#### Data rows ####
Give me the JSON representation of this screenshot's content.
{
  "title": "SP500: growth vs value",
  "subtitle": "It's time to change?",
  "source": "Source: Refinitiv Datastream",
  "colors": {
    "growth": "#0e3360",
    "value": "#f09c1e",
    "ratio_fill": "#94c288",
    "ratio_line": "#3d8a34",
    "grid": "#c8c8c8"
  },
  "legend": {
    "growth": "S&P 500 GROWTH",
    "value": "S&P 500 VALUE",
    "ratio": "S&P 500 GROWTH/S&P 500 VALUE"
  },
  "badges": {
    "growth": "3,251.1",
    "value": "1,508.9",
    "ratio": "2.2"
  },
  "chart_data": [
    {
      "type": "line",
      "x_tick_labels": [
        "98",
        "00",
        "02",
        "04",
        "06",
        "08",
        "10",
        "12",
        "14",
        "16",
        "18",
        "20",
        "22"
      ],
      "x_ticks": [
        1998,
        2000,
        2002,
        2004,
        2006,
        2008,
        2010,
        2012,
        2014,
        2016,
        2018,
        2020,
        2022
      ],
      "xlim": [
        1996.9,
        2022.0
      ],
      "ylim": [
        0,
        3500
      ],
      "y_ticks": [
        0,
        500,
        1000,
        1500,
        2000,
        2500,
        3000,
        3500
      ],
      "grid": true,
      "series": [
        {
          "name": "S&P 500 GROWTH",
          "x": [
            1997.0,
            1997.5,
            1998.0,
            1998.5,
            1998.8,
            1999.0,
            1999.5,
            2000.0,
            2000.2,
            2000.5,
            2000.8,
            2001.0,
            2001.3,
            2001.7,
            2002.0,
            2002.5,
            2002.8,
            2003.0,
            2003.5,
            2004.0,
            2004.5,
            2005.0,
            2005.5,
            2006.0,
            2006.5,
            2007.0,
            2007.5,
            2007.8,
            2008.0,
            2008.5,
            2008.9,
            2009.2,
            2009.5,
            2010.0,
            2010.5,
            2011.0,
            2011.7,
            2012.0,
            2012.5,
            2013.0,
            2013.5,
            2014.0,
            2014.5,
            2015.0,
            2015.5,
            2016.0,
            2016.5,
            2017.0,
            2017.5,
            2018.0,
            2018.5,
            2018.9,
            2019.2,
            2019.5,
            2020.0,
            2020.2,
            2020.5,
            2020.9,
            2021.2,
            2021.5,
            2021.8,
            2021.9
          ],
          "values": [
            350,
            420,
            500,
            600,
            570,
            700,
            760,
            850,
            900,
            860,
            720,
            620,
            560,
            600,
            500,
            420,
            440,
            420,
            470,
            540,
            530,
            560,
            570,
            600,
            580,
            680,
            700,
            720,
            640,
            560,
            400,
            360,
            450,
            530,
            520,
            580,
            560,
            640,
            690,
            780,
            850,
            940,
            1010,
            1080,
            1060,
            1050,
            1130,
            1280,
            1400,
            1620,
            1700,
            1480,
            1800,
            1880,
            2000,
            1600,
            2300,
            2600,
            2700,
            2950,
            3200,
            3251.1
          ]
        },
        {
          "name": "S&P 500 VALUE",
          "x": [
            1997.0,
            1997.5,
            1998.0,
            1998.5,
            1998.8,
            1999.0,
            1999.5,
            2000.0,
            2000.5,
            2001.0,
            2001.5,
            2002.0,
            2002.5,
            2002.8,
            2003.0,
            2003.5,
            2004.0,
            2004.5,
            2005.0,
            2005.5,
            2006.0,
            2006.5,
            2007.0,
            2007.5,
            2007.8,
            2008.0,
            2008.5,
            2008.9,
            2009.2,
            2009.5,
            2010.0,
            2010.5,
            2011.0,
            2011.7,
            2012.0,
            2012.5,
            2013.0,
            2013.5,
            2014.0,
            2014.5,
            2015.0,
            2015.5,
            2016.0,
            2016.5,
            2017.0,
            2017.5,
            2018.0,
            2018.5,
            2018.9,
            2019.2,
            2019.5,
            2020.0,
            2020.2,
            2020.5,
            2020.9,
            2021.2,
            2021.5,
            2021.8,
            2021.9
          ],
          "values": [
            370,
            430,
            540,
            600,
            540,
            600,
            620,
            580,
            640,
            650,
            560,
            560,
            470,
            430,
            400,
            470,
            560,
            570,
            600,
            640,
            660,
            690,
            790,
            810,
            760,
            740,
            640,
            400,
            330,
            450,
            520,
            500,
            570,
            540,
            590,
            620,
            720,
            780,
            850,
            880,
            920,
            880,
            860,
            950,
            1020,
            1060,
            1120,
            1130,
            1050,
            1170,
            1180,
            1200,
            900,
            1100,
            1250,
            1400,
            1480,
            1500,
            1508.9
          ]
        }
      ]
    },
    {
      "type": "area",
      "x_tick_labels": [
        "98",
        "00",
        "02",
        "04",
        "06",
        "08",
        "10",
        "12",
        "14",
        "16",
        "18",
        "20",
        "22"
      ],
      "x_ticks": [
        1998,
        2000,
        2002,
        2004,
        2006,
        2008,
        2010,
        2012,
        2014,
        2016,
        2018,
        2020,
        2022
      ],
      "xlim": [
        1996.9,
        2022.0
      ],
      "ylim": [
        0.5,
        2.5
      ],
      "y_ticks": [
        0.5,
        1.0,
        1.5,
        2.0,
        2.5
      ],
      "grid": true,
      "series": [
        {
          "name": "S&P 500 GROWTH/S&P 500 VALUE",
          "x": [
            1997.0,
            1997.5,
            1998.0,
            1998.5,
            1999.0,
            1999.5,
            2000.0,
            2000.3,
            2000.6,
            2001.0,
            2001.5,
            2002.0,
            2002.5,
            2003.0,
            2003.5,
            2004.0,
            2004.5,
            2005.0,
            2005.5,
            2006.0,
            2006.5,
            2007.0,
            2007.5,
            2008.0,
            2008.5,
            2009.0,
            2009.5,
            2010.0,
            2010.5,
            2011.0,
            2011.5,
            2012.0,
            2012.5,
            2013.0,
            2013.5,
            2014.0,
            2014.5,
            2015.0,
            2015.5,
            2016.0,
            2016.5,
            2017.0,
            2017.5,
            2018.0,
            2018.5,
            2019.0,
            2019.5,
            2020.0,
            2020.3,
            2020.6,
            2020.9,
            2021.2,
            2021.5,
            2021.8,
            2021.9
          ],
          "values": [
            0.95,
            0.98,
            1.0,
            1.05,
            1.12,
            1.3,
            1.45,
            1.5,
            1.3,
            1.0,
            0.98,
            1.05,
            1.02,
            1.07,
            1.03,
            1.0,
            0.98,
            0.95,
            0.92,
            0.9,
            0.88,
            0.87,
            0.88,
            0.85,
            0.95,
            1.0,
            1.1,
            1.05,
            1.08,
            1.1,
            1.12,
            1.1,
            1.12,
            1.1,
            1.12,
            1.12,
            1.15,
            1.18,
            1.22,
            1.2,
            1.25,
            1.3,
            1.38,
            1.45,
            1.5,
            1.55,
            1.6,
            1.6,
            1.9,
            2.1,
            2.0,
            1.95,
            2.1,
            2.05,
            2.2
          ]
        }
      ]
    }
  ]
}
####
Written instruction → Retype all of the entries precisely as they are.

Solution to this problem →
Give me the JSON representation of this screenshot's content.
{
  "title": "SP500: growth vs value",
  "subtitle": "It's time to change?",
  "source": "Source: Refinitiv Datastream",
  "colors": {
    "growth": "#0e3360",
    "value": "#f09c1e",
    "ratio_fill": "#94c288",
    "ratio_line": "#3d8a34",
    "grid": "#c8c8c8"
  },
  "legend": {
    "growth": "S&P 500 GROWTH",
    "value": "S&P 500 VALUE",
    "ratio": "S&P 500 GROWTH/S&P 500 VALUE"
  },
  "badges": {
    "growth": "3,251.1",
    "value": "1,508.9",
    "ratio": "2.2"
  },
  "chart_data": [
    {
      "type": "line",
      "x_tick_labels": [
        "98",
        "00",
        "02",
        "04",
        "06",
        "08",
        "10",
        "12",
        "14",
        "16",
        "18",
        "20",
        "22"
      ],
      "x_ticks": [
        1998,
        2000,
        2002,
        2004,
        2006,
        2008,
        2010,
        2012,
        2014,
        2016,
        2018,
        2020,
        2022
      ],
      "xlim": [
        1996.9,
        2022.0
      ],
      "ylim": [
        0,
        3500
      ],
      "y_ticks": [
        0,
        500,
        1000,
        1500,
        2000,
        2500,
        3000,
        3500
      ],
      "grid": true,
      "series": [
        {
          "name": "S&P 500 GROWTH",
          "x": [
            1997.0,
            1997.5,
            1998.0,
            1998.5,
            1998.8,
            1999.0,
            1999.5,
            2000.0,
            2000.2,
            2000.5,
            2000.8,
            2001.0,
            2001.3,
            2001.7,
            2002.0,
            2002.5,
            2002.8,
            2003.0,
            2003.5,
            2004.0,
            2004.5,
            2005.0,
            2005.5,
            2006.0,
            2006.5,
            2007.0,
            2007.5,
            2007.8,
            2008.0,
            2008.5,
            2008.9,
            2009.2,
            2009.5,
            2010.0,
            2010.5,
            2011.0,
            2011.7,
            2012.0,
            2012.5,
            2013.0,
            2013.5,
            2014.0,
            2014.5,
            2015.0,
            2015.5,
            2016.0,
            2016.5,
            2017.0,
            2017.5,
            2018.0,
            2018.5,
            2018.9,
            2019.2,
            2019.5,
            2020.0,
            2020.2,
            2020.5,
            2020.9,
            2021.2,
            2021.5,
            2021.8,
            2021.9
          ],
          "values": [
            350,
            420,
            500,
            600,
            570,
            700,
            760,
            850,
            900,
            860,
            720,
            620,
            560,
            600,
            500,
            420,
            440,
            420,
            470,
            540,
            530,
            560,
            570,
            600,
            580,
            680,
            700,
            720,
            640,
            560,
            400,
            360,
            450,
            530,
            520,
            580,
            560,
            640,
            690,
            780,
            850,
            940,
            1010,
            1080,
            1060,
            1050,
            1130,
            1280,
            1400,
            1620,
            1700,
            1480,
            1800,
            1880,
            2000,
            1600,
            2300,
            2600,
            2700,
            2950,
            3200,
            3251.1
          ]
        },
        {
          "name": "S&P 500 VALUE",
          "x": [
            1997.0,
            1997.5,
            1998.0,
            1998.5,
            1998.8,
            1999.0,
            1999.5,
            2000.0,
            2000.5,
            2001.0,
            2001.5,
            2002.0,
            2002.5,
            2002.8,
            2003.0,
            2003.5,
            2004.0,
            2004.5,
            2005.0,
            2005.5,
            2006.0,
            2006.5,
            2007.0,
            2007.5,
            2007.8,
            2008.0,
            2008.5,
            2008.9,
            2009.2,
            2009.5,
            2010.0,
            2010.5,
            2011.0,
            2011.7,
            2012.0,
            2012.5,
            2013.0,
            2013.5,
            2014.0,
            2014.5,
            2015.0,
            2015.5,
            2016.0,
            2016.5,
            2017.0,
            2017.5,
            2018.0,
            2018.5,
            2018.9,
            2019.2,
            2019.5,
            2020.0,
            2020.2,
            2020.5,
            2020.9,
            2021.2,
            2021.5,
            2021.8,
            2021.9
          ],
          "values": [
            370,
            430,
            540,
            600,
            540,
            600,
            620,
            580,
            640,
            650,
            560,
            560,
            470,
            430,
            400,
            470,
            560,
            570,
            600,
            640,
            660,
            690,
            790,
            810,
            760,
            740,
            640,
            400,
            330,
            450,
            520,
            500,
            570,
            540,
            590,
            620,
            720,
            780,
            850,
            880,
            920,
            880,
            860,
            950,
            1020,
            1060,
            1120,
            1130,
            1050,
            1170,
            1180,
            1200,
            900,
            1100,
            1250,
            1400,
            1480,
            1500,
            1508.9
          ]
        }
      ]
    },
    {
      "type": "area",
      "x_tick_labels": [
        "98",
        "00",
        "02",
        "04",
        "06",
        "08",
        "10",
        "12",
        "14",
        "16",
        "18",
        "20",
        "22"
      ],
      "x_ticks": [
        1998,
        2000,
        2002,
        2004,
        2006,
        2008,
        2010,
        2012,
        2014,
        2016,
        2018,
        2020,
        2022
      ],
      "xlim": [
        1996.9,
        2022.0
      ],
      "ylim": [
        0.5,
        2.5
      ],
      "y_ticks": [
        0.5,
        1.0,
        1.5,
        2.0,
        2.5
      ],
      "grid": true,
      "series": [
        {
          "name": "S&P 500 GROWTH/S&P 500 VALUE",
          "x": [
            1997.0,
            1997.5,
            1998.0,
            1998.5,
            1999.0,
            1999.5,
            2000.0,
            2000.3,
            2000.6,
            2001.0,
            2001.5,
            2002.0,
            2002.5,
            2003.0,
            2003.5,
            2004.0,
            2004.5,
            2005.0,
            2005.5,
            2006.0,
            2006.5,
            2007.0,
            2007.5,
            2008.0,
            2008.5,
            2009.0,
            2009.5,
            2010.0,
            2010.5,
            2011.0,
            2011.5,
            2012.0,
            2012.5,
            2013.0,
            2013.5,
            2014.0,
            2014.5,
            2015.0,
            2015.5,
            2016.0,
            2016.5,
            2017.0,
            2017.5,
            2018.0,
            2018.5,
            2019.0,
            2019.5,
            2020.0,
            2020.3,
            2020.6,
            2020.9,
            2021.2,
            2021.5,
            2021.8,
            2021.9
          ],
          "values": [
            0.95,
            0.98,
            1.0,
            1.05,
            1.12,
            1.3,
            1.45,
            1.5,
            1.3,
            1.0,
            0.98,
            1.05,
            1.02,
            1.07,
            1.03,
            1.0,
            0.98,
            0.95,
            0.92,
            0.9,
            0.88,
            0.87,
            0.88,
            0.85,
            0.95,
            1.0,
            1.1,
            1.05,
            1.08,
            1.1,
            1.12,
            1.1,
            1.12,
            1.1,
            1.12,
            1.12,
            1.15,
            1.18,
            1.22,
            1.2,
            1.25,
            1.3,
            1.38,
            1.45,
            1.5,
            1.55,
            1.6,
            1.6,
            1.9,
            2.1,
            2.0,
            1.95,
            2.1,
            2.05,
            2.2
          ]
        }
      ]
    }
  ]
}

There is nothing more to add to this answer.